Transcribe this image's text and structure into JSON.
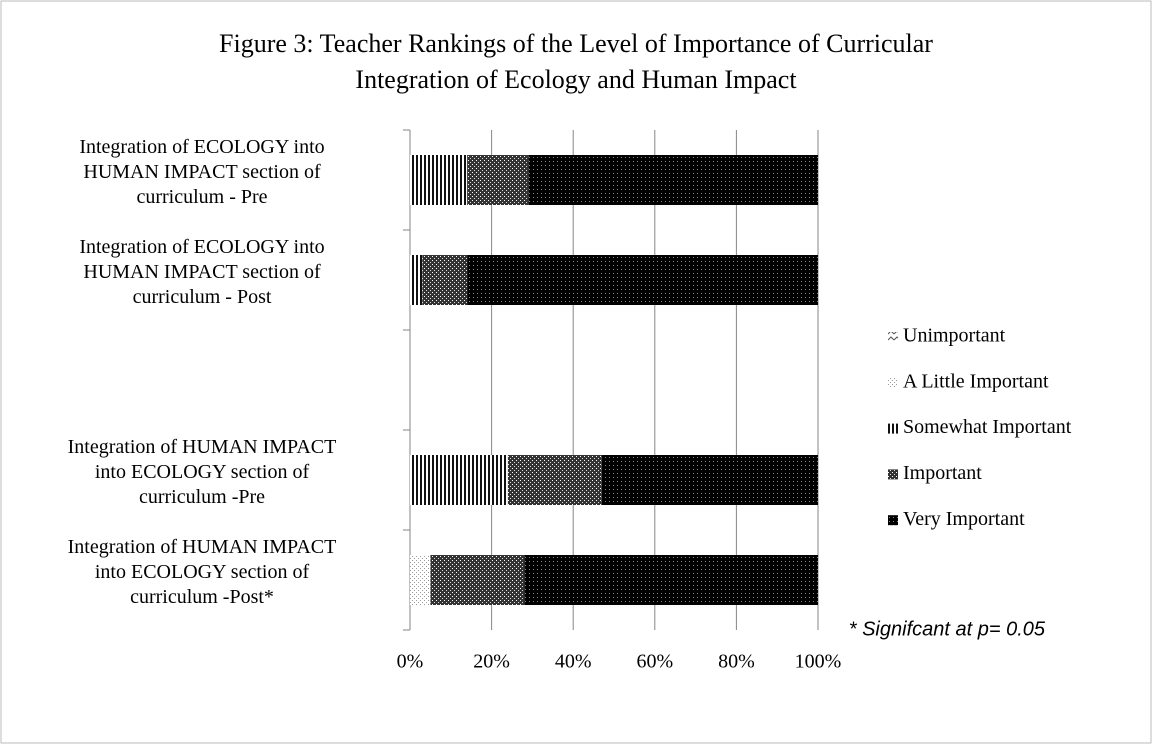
{
  "chart_data": {
    "type": "bar",
    "orientation": "horizontal",
    "stacked": true,
    "title": "Figure 3: Teacher Rankings of the Level of Importance of Curricular\nIntegration of Ecology and Human Impact",
    "categories": [
      "Integration of ECOLOGY into\nHUMAN IMPACT section of\ncurriculum - Pre",
      "Integration of ECOLOGY into\nHUMAN IMPACT section of\ncurriculum - Post",
      null,
      "Integration of HUMAN IMPACT\ninto ECOLOGY section of\ncurriculum -Pre",
      "Integration of HUMAN IMPACT\ninto ECOLOGY section of\ncurriculum -Post*"
    ],
    "series": [
      {
        "name": "Unimportant",
        "color": "#555555",
        "values": [
          0,
          0,
          null,
          0,
          0
        ]
      },
      {
        "name": "A Little Important",
        "color": "#999999",
        "values": [
          0,
          0,
          null,
          0,
          5
        ]
      },
      {
        "name": "Somewhat Important",
        "color": "#111111",
        "values": [
          14,
          3,
          null,
          24,
          0
        ]
      },
      {
        "name": "Important",
        "color": "#333333",
        "values": [
          15,
          11,
          null,
          23,
          23
        ]
      },
      {
        "name": "Very Important",
        "color": "#000000",
        "values": [
          71,
          86,
          null,
          53,
          72
        ]
      }
    ],
    "xlim": [
      0,
      100
    ],
    "xticks": [
      {
        "value": 0,
        "label": "0%"
      },
      {
        "value": 20,
        "label": "20%"
      },
      {
        "value": 40,
        "label": "40%"
      },
      {
        "value": 60,
        "label": "60%"
      },
      {
        "value": 80,
        "label": "80%"
      },
      {
        "value": 100,
        "label": "100%"
      }
    ],
    "grid": true,
    "legend": "right",
    "annotation": "* Signifcant at p= 0.05"
  }
}
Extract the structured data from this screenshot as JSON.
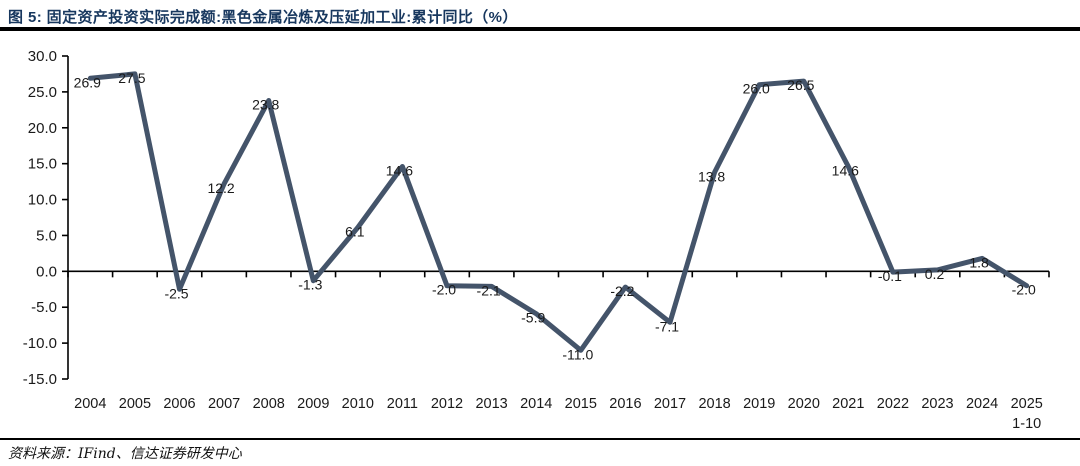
{
  "header": {
    "title": "图 5: 固定资产投资实际完成额:黑色金属冶炼及压延加工业:累计同比（%）"
  },
  "footer": {
    "source": "资料来源：IFind、信达证券研发中心"
  },
  "chart_data": {
    "type": "line",
    "title": "固定资产投资实际完成额:黑色金属冶炼及压延加工业:累计同比（%）",
    "categories": [
      "2004",
      "2005",
      "2006",
      "2007",
      "2008",
      "2009",
      "2010",
      "2011",
      "2012",
      "2013",
      "2014",
      "2015",
      "2016",
      "2017",
      "2018",
      "2019",
      "2020",
      "2021",
      "2022",
      "2023",
      "2024",
      "2025\n1-10"
    ],
    "values": [
      26.9,
      27.5,
      -2.5,
      12.2,
      23.8,
      -1.3,
      6.1,
      14.6,
      -2.0,
      -2.1,
      -5.9,
      -11.0,
      -2.2,
      -7.1,
      13.8,
      26.0,
      26.5,
      14.6,
      -0.1,
      0.2,
      1.8,
      -2.0
    ],
    "xlabel": "",
    "ylabel": "",
    "ylim": [
      -15,
      30
    ],
    "ytick_labels": [
      "30.0",
      "25.0",
      "20.0",
      "15.0",
      "10.0",
      "5.0",
      "0.0",
      "-5.0",
      "-10.0",
      "-15.0"
    ],
    "data_labels": true,
    "grid": false,
    "legend": "none",
    "line_color": "#44546A",
    "label_color": "#1a1a1a",
    "axis_color": "#000000"
  }
}
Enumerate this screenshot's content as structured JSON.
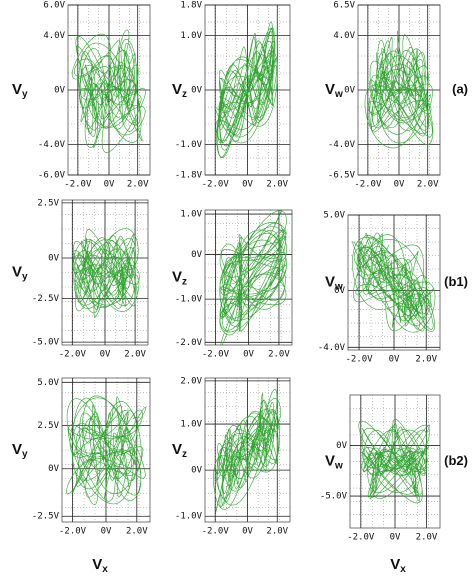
{
  "rows": [
    {
      "label": "(a)",
      "panels": [
        {
          "y_label": {
            "main": "V",
            "sub": "y"
          },
          "y_ticks": [
            "6.0V",
            "4.0V",
            "0V",
            "-4.0V",
            "-6.0V"
          ],
          "x_ticks": [
            "-2.0V",
            "0V",
            "2.0V"
          ]
        },
        {
          "y_label": {
            "main": "V",
            "sub": "z"
          },
          "y_ticks": [
            "1.8V",
            "1.0V",
            "0V",
            "-1.0V",
            "-1.8V"
          ],
          "x_ticks": [
            "-2.0V",
            "0V",
            "2.0V"
          ]
        },
        {
          "y_label": {
            "main": "V",
            "sub": "w"
          },
          "y_ticks": [
            "6.5V",
            "4.0V",
            "0V",
            "-4.0V",
            "-6.5V"
          ],
          "x_ticks": [
            "-2.0V",
            "0V",
            "2.0V"
          ]
        }
      ]
    },
    {
      "label": "(b1)",
      "panels": [
        {
          "y_label": {
            "main": "V",
            "sub": "y"
          },
          "y_ticks": [
            "2.5V",
            "0V",
            "-2.5V",
            "-5.0V"
          ],
          "x_ticks": [
            "-2.0V",
            "0V",
            "2.0V"
          ]
        },
        {
          "y_label": {
            "main": "V",
            "sub": "z"
          },
          "y_ticks": [
            "1.0V",
            "0V",
            "-1.0V",
            "-2.0V"
          ],
          "x_ticks": [
            "-2.0V",
            "0V",
            "2.0V"
          ]
        },
        {
          "y_label": {
            "main": "V",
            "sub": "w"
          },
          "y_ticks": [
            "5.0V",
            "0V",
            "-4.0V"
          ],
          "x_ticks": [
            "-2.0V",
            "0V",
            "2.0V"
          ]
        }
      ]
    },
    {
      "label": "(b2)",
      "panels": [
        {
          "y_label": {
            "main": "V",
            "sub": "y"
          },
          "y_ticks": [
            "5.0V",
            "2.5V",
            "0V",
            "-2.5V"
          ],
          "x_ticks": [
            "-2.0V",
            "0V",
            "2.0V"
          ]
        },
        {
          "y_label": {
            "main": "V",
            "sub": "z"
          },
          "y_ticks": [
            "2.0V",
            "1.0V",
            "0V",
            "-1.0V"
          ],
          "x_ticks": [
            "-2.0V",
            "0V",
            "2.0V"
          ]
        },
        {
          "y_label": {
            "main": "V",
            "sub": "w"
          },
          "y_ticks": [
            "0V",
            "-5.0V"
          ],
          "x_ticks": [
            "-2.0V",
            "0V",
            "2.0V"
          ]
        }
      ]
    }
  ],
  "x_labels": [
    {
      "main": "V",
      "sub": "x"
    },
    {
      "main": "V",
      "sub": "x"
    }
  ]
}
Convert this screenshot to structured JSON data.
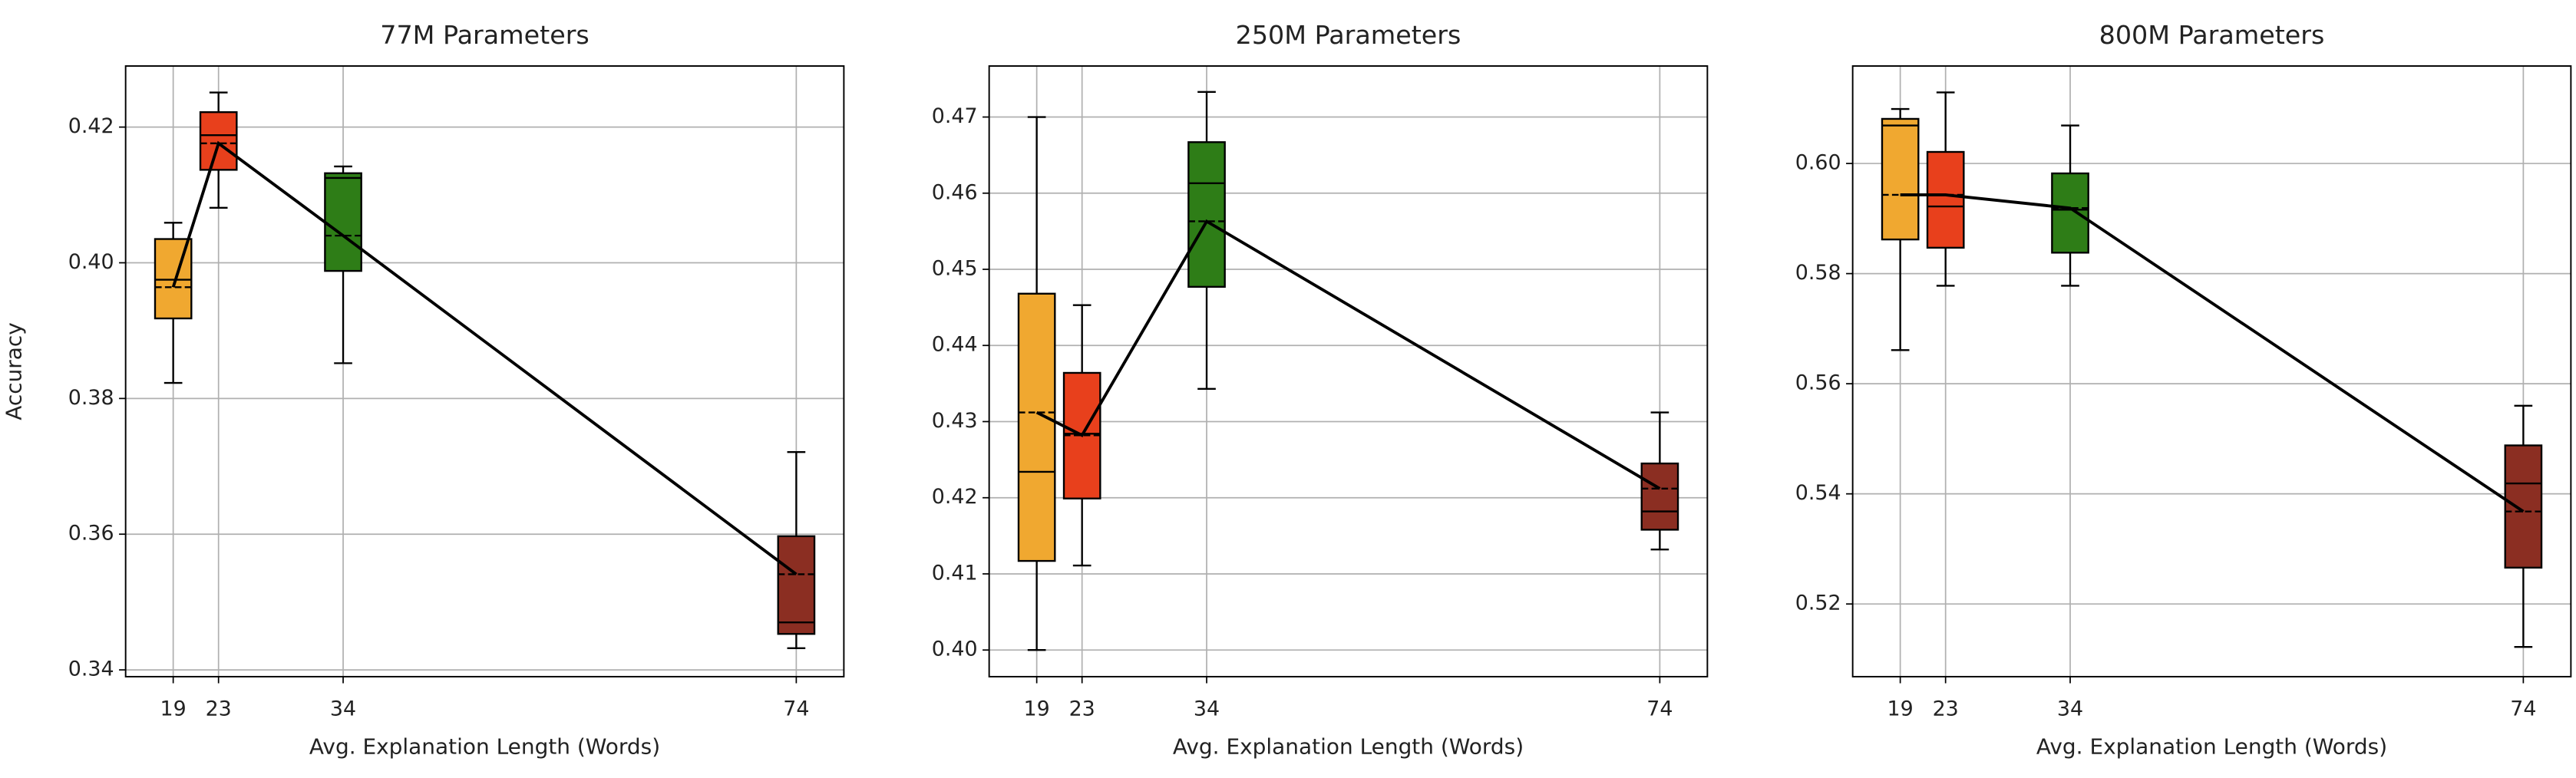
{
  "chart_data": [
    {
      "type": "box",
      "title": "77M Parameters",
      "xlabel": "Avg. Explanation Length (Words)",
      "ylabel": "Accuracy",
      "x": [
        19,
        23,
        34,
        74
      ],
      "colors": [
        "#f0a830",
        "#e8401c",
        "#2e7d17",
        "#8b2e22"
      ],
      "min": [
        0.3823,
        0.4081,
        0.3852,
        0.3432
      ],
      "q1": [
        0.3918,
        0.4137,
        0.3988,
        0.3453
      ],
      "median": [
        0.3975,
        0.4188,
        0.4125,
        0.347
      ],
      "q3": [
        0.4035,
        0.4222,
        0.4132,
        0.3597
      ],
      "max": [
        0.4059,
        0.4251,
        0.4142,
        0.3721
      ],
      "mean": [
        0.3964,
        0.4176,
        0.404,
        0.3541
      ],
      "xlim": [
        14.8,
        78.2
      ],
      "ylim": [
        0.339,
        0.429
      ],
      "xticks": [
        19,
        23,
        34,
        74
      ],
      "yticks": [
        0.34,
        0.36,
        0.38,
        {
          "value": 0.4,
          "label": "0.40"
        },
        0.42
      ],
      "grid": true
    },
    {
      "type": "box",
      "title": "250M Parameters",
      "xlabel": "Avg. Explanation Length (Words)",
      "x": [
        19,
        23,
        34,
        74
      ],
      "colors": [
        "#f0a830",
        "#e8401c",
        "#2e7d17",
        "#8b2e22"
      ],
      "min": [
        0.4,
        0.4111,
        0.4343,
        0.4132
      ],
      "q1": [
        0.4117,
        0.4199,
        0.4477,
        0.4158
      ],
      "median": [
        0.4234,
        0.4284,
        0.4613,
        0.4182
      ],
      "q3": [
        0.4468,
        0.4364,
        0.4667,
        0.4245
      ],
      "max": [
        0.47,
        0.4453,
        0.4733,
        0.4312
      ],
      "mean": [
        0.4312,
        0.4282,
        0.4563,
        0.4212
      ],
      "xlim": [
        14.8,
        78.2
      ],
      "ylim": [
        0.3965,
        0.4767
      ],
      "xticks": [
        19,
        23,
        34,
        74
      ],
      "yticks": [
        {
          "value": 0.4,
          "label": "0.40"
        },
        0.41,
        0.42,
        0.43,
        0.44,
        0.45,
        0.46,
        0.47
      ],
      "grid": true
    },
    {
      "type": "box",
      "title": "800M Parameters",
      "xlabel": "Avg. Explanation Length (Words)",
      "x": [
        19,
        23,
        34,
        74
      ],
      "colors": [
        "#f0a830",
        "#e8401c",
        "#2e7d17",
        "#8b2e22"
      ],
      "min": [
        0.5661,
        0.5778,
        0.5778,
        0.5122
      ],
      "q1": [
        0.5862,
        0.5847,
        0.5838,
        0.5266
      ],
      "median": [
        0.6069,
        0.5922,
        0.5916,
        0.5419
      ],
      "q3": [
        0.6081,
        0.6021,
        0.5982,
        0.5488
      ],
      "max": [
        0.6099,
        0.6129,
        0.6069,
        0.556
      ],
      "mean": [
        0.5943,
        0.5943,
        0.5919,
        0.5368
      ],
      "xlim": [
        14.8,
        78.2
      ],
      "ylim": [
        0.5068,
        0.6177
      ],
      "xticks": [
        19,
        23,
        34,
        74
      ],
      "yticks": [
        0.52,
        0.54,
        0.56,
        0.58,
        {
          "value": 0.6,
          "label": "0.60"
        }
      ],
      "grid": true
    }
  ]
}
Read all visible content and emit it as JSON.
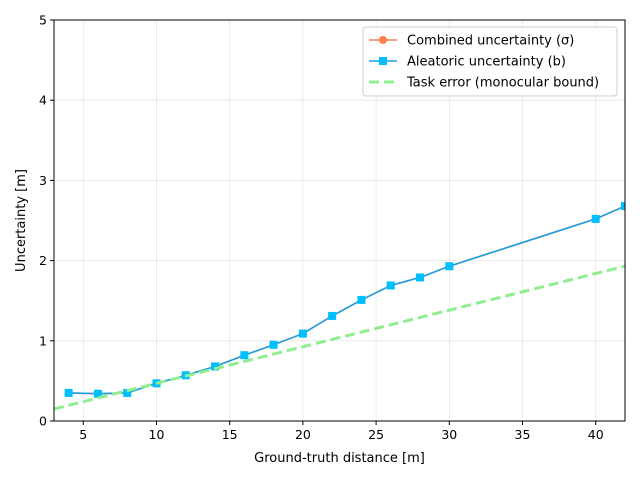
{
  "chart_data": {
    "type": "line",
    "xlabel": "Ground-truth distance [m]",
    "ylabel": "Uncertainty [m]",
    "xlim": [
      3,
      42
    ],
    "ylim": [
      0,
      5
    ],
    "xticks": [
      5,
      10,
      15,
      20,
      25,
      30,
      35,
      40
    ],
    "yticks": [
      0,
      1,
      2,
      3,
      4,
      5
    ],
    "grid": true,
    "legend_position": "top-right",
    "series": [
      {
        "name": "Combined uncertainty (σ)",
        "color": "#ff7f50",
        "marker": "circle",
        "style": "solid",
        "x": [
          4,
          6,
          8,
          10,
          12,
          14,
          16,
          18,
          20,
          22,
          24,
          26,
          28,
          30,
          40,
          42
        ],
        "y": [
          0.35,
          0.34,
          0.35,
          0.47,
          0.57,
          0.68,
          0.82,
          0.95,
          1.09,
          1.31,
          1.51,
          1.69,
          1.79,
          1.93,
          2.52,
          2.68
        ]
      },
      {
        "name": "Aleatoric uncertainty (b)",
        "color": "#00bfff",
        "line_color": "#1ba1e2",
        "marker": "square",
        "style": "solid",
        "x": [
          4,
          6,
          8,
          10,
          12,
          14,
          16,
          18,
          20,
          22,
          24,
          26,
          28,
          30,
          40,
          42
        ],
        "y": [
          0.35,
          0.34,
          0.35,
          0.47,
          0.57,
          0.68,
          0.82,
          0.95,
          1.09,
          1.31,
          1.51,
          1.69,
          1.79,
          1.93,
          2.52,
          2.68
        ]
      },
      {
        "name": "Task error (monocular bound)",
        "color": "#90ee90",
        "marker": "none",
        "style": "dashed",
        "x": [
          3,
          42
        ],
        "y": [
          0.15,
          1.93
        ]
      }
    ]
  }
}
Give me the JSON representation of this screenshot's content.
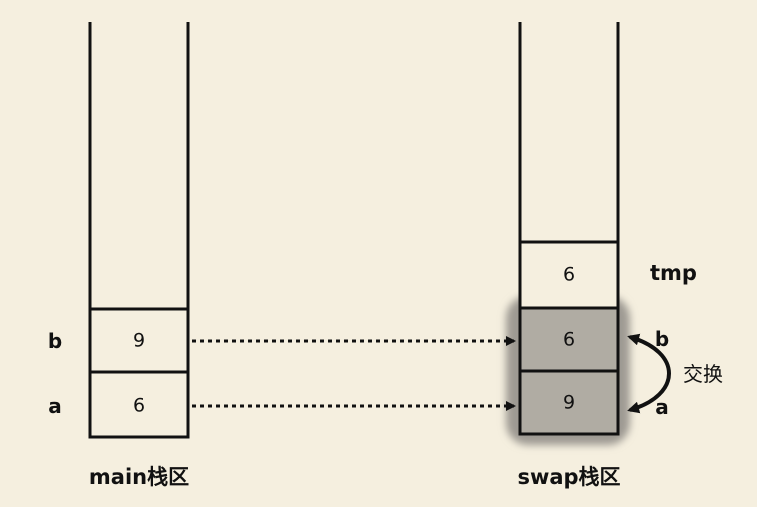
{
  "main_stack": {
    "label": "main栈区",
    "cells": [
      {
        "var": "b",
        "value": "9"
      },
      {
        "var": "a",
        "value": "6"
      }
    ]
  },
  "swap_stack": {
    "label": "swap栈区",
    "tmp": {
      "name": "tmp",
      "value": "6"
    },
    "cells": [
      {
        "var": "b",
        "value": "6"
      },
      {
        "var": "a",
        "value": "9"
      }
    ]
  },
  "swap_annotation": "交换",
  "colors": {
    "background": "#f5efdf",
    "highlight": "#9e9a93",
    "shaded_cell": "#b0aca3",
    "line": "#111111"
  }
}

----------

* To do
Write the lines from the line containing "Give me the" through the last line of the data out again exactly, and only those lines; pictures stay out.

* Right answer
Give me the JSON representation of this screenshot's content.
{
  "main_stack": {
    "label": "main栈区",
    "cells": [
      {
        "var": "b",
        "value": "9"
      },
      {
        "var": "a",
        "value": "6"
      }
    ]
  },
  "swap_stack": {
    "label": "swap栈区",
    "tmp": {
      "name": "tmp",
      "value": "6"
    },
    "cells": [
      {
        "var": "b",
        "value": "6"
      },
      {
        "var": "a",
        "value": "9"
      }
    ]
  },
  "swap_annotation": "交换",
  "colors": {
    "background": "#f5efdf",
    "highlight": "#9e9a93",
    "shaded_cell": "#b0aca3",
    "line": "#111111"
  }
}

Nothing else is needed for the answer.